§ **EXERCISE MATERIALS**:
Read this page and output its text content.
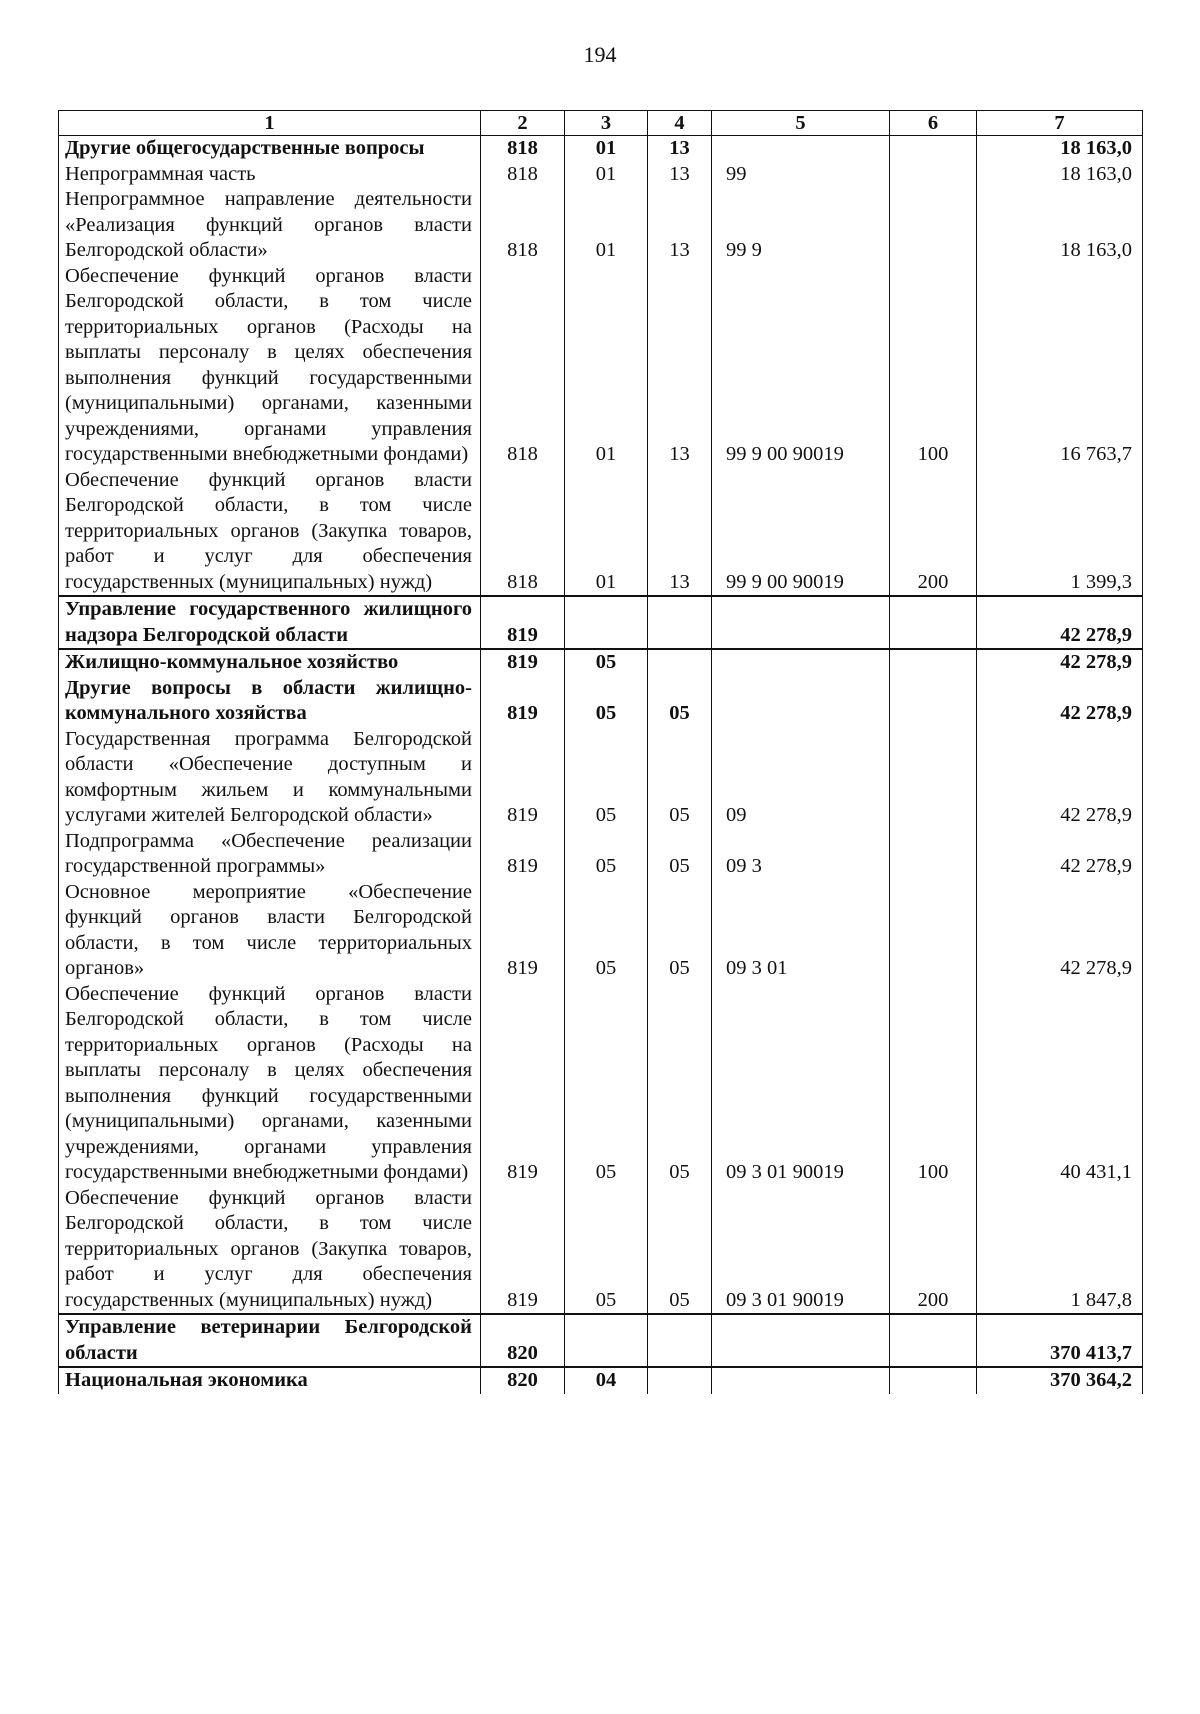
194
1	2	3	4	5	6	7
Другие общегосударственные вопросы	818	01	13			18 163,0
Непрограммная часть	818	01	13	99		18 163,0
Непрограммное направление деятельности «Реализация функций органов власти Белгородской области»	818	01	13	99 9		18 163,0
Обеспечение функций органов власти Белгородской области, в том числе территориальных органов (Расходы на выплаты персоналу в целях обеспечения выполнения функций государственными (муниципальными) органами, казенными учреждениями, органами управления государственными внебюджетными фондами)	818	01	13	99 9 00 90019	100	16 763,7
Обеспечение функций органов власти Белгородской области, в том числе территориальных органов (Закупка товаров, работ и услуг для обеспечения государственных (муниципальных) нужд)	818	01	13	99 9 00 90019	200	1 399,3
Управление государственного жилищного надзора Белгородской области	819					42 278,9
Жилищно-коммунальное хозяйство	819	05				42 278,9
Другие вопросы в области жилищно-коммунального хозяйства	819	05	05			42 278,9
Государственная программа Белгородской области «Обеспечение доступным и комфортным жильем и коммунальными услугами жителей Белгородской области»	819	05	05	09		42 278,9
Подпрограмма «Обеспечение реализации государственной программы»	819	05	05	09 3		42 278,9
Основное мероприятие «Обеспечение функций органов власти Белгородской области, в том числе территориальных органов»	819	05	05	09 3 01		42 278,9
Обеспечение функций органов власти Белгородской области, в том числе территориальных органов (Расходы на выплаты персоналу в целях обеспечения выполнения функций государственными (муниципальными) органами, казенными учреждениями, органами управления государственными внебюджетными фондами)	819	05	05	09 3 01 90019	100	40 431,1
Обеспечение функций органов власти Белгородской области, в том числе территориальных органов (Закупка товаров, работ и услуг для обеспечения государственных (муниципальных) нужд)	819	05	05	09 3 01 90019	200	1 847,8
Управление ветеринарии Белгородской области	820					370 413,7
Национальная экономика	820	04				370 364,2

§ **STATED TASK**:
Print the records word for word and exclude any picture they hold.

§ **RESULT FOR THIS TASK**:
Read this page and output its text content.
194
1	2	3	4	5	6	7
Другие общегосударственные вопросы	818	01	13			18 163,0
Непрограммная часть	818	01	13	99		18 163,0
Непрограммное направление деятельности «Реализация функций органов власти Белгородской области»	818	01	13	99 9		18 163,0
Обеспечение функций органов власти Белгородской области, в том числе территориальных органов (Расходы на выплаты персоналу в целях обеспечения выполнения функций государственными (муниципальными) органами, казенными учреждениями, органами управления государственными внебюджетными фондами)	818	01	13	99 9 00 90019	100	16 763,7
Обеспечение функций органов власти Белгородской области, в том числе территориальных органов (Закупка товаров, работ и услуг для обеспечения государственных (муниципальных) нужд)	818	01	13	99 9 00 90019	200	1 399,3
Управление государственного жилищного надзора Белгородской области	819					42 278,9
Жилищно-коммунальное хозяйство	819	05				42 278,9
Другие вопросы в области жилищно-коммунального хозяйства	819	05	05			42 278,9
Государственная программа Белгородской области «Обеспечение доступным и комфортным жильем и коммунальными услугами жителей Белгородской области»	819	05	05	09		42 278,9
Подпрограмма «Обеспечение реализации государственной программы»	819	05	05	09 3		42 278,9
Основное мероприятие «Обеспечение функций органов власти Белгородской области, в том числе территориальных органов»	819	05	05	09 3 01		42 278,9
Обеспечение функций органов власти Белгородской области, в том числе территориальных органов (Расходы на выплаты персоналу в целях обеспечения выполнения функций государственными (муниципальными) органами, казенными учреждениями, органами управления государственными внебюджетными фондами)	819	05	05	09 3 01 90019	100	40 431,1
Обеспечение функций органов власти Белгородской области, в том числе территориальных органов (Закупка товаров, работ и услуг для обеспечения государственных (муниципальных) нужд)	819	05	05	09 3 01 90019	200	1 847,8
Управление ветеринарии Белгородской области	820					370 413,7
Национальная экономика	820	04				370 364,2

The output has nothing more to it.